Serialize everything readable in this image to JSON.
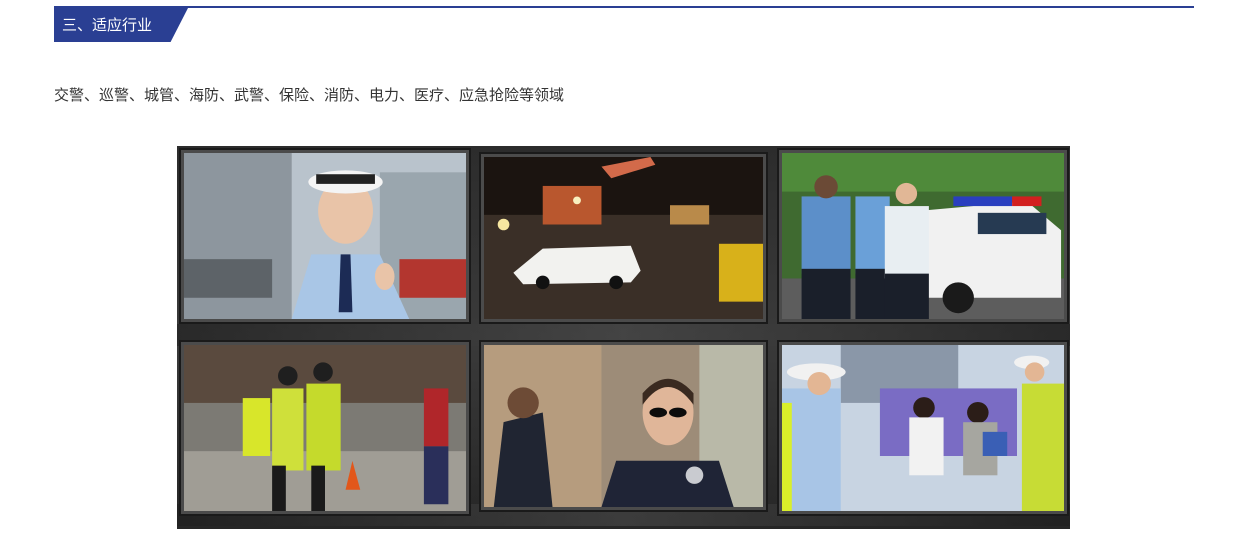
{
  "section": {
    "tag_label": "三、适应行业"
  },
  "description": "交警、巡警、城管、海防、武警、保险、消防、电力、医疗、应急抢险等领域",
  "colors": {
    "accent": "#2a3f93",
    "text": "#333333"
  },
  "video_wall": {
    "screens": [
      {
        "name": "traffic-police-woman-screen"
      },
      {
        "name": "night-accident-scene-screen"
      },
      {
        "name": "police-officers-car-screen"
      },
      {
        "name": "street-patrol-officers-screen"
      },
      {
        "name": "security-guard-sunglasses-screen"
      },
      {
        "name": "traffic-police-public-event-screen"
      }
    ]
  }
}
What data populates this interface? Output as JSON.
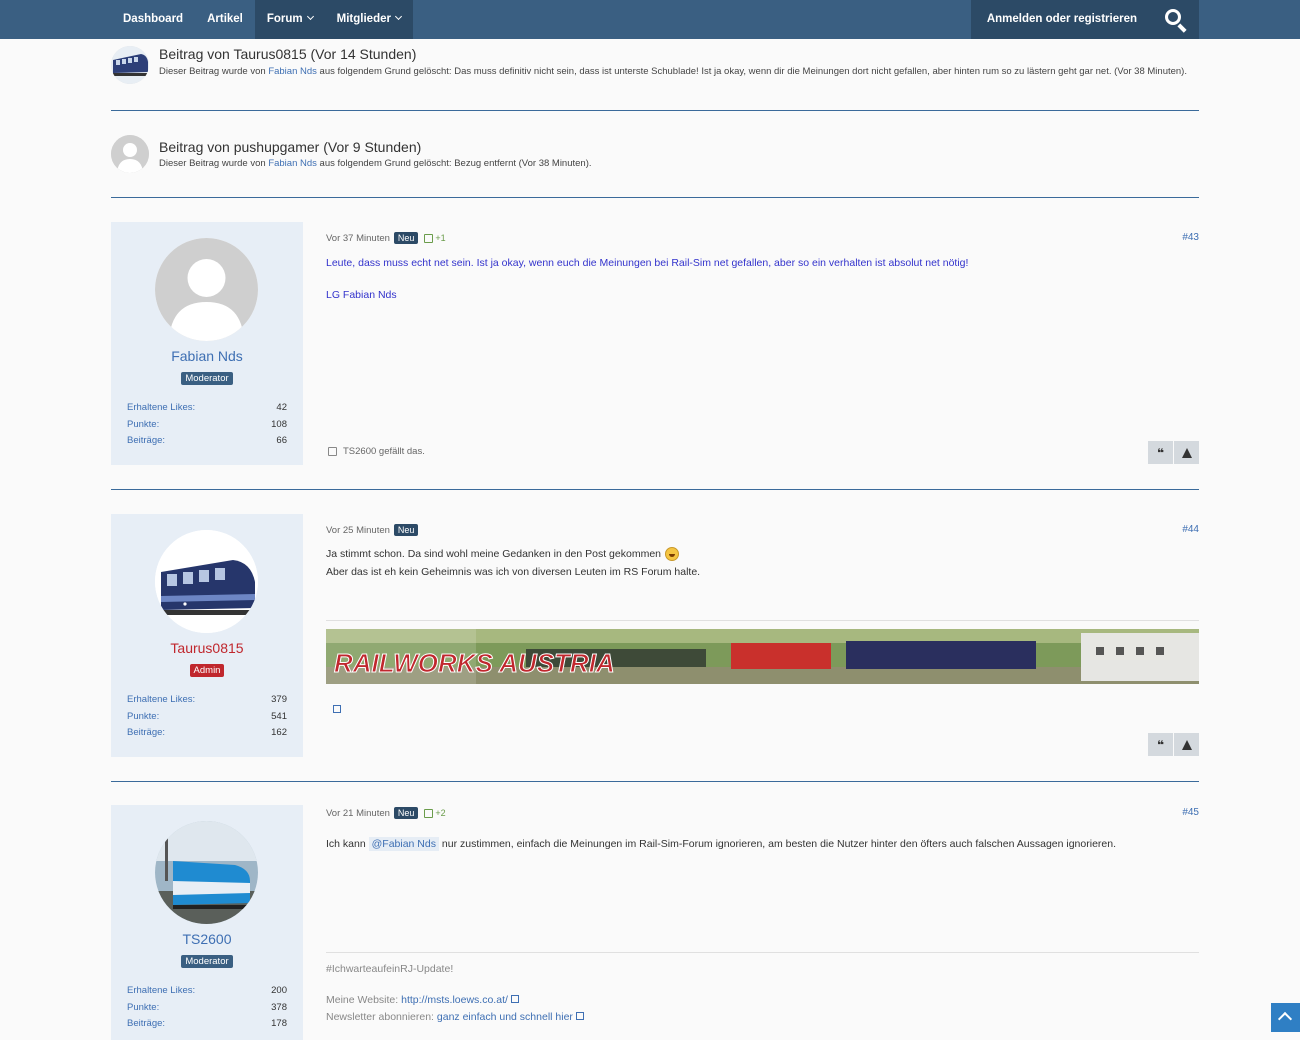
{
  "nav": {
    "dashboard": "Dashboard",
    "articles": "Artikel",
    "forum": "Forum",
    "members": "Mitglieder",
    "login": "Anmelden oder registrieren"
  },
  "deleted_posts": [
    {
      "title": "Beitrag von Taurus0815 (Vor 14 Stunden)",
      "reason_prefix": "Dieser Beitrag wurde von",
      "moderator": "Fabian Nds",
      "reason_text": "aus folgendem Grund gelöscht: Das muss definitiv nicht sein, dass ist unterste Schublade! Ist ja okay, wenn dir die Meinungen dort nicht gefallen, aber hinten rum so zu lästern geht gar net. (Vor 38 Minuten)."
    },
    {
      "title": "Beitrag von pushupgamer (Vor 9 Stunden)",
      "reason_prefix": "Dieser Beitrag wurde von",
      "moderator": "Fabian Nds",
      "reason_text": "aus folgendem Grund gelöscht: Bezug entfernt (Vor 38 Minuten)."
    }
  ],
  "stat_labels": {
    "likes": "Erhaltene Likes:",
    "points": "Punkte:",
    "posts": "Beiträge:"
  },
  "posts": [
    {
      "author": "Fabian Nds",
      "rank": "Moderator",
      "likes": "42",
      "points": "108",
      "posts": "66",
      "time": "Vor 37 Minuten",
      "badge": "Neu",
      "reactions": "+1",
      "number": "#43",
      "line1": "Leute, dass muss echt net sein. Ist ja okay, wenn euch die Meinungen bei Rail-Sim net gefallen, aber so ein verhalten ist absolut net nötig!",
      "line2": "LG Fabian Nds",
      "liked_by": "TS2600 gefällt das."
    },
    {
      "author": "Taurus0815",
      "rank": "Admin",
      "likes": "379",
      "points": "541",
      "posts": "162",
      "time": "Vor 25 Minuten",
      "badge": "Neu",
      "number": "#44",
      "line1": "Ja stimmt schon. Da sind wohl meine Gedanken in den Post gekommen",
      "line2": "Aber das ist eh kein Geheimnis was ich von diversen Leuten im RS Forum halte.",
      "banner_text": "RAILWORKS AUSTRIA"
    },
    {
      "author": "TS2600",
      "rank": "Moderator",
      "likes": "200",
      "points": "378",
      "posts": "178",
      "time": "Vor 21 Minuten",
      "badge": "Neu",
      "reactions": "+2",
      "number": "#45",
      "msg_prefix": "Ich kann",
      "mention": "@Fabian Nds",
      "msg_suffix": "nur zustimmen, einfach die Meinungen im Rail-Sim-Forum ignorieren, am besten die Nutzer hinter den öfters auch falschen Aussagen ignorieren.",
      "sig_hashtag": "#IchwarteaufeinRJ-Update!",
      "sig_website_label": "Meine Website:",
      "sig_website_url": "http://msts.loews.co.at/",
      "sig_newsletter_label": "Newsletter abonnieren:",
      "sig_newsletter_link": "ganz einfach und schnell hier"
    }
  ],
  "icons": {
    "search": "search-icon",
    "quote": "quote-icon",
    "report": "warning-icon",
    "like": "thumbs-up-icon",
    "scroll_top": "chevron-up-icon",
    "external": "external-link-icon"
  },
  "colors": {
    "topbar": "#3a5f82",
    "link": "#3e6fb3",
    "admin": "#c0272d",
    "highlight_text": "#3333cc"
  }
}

== == ==

EXERCISE INSTRUCTIONS – Pick out each line in the material containing "title".

EXERCISE RESULT –
      "title": "Beitrag von Taurus0815 (Vor 14 Stunden)",
      "title": "Beitrag von pushupgamer (Vor 9 Stunden)",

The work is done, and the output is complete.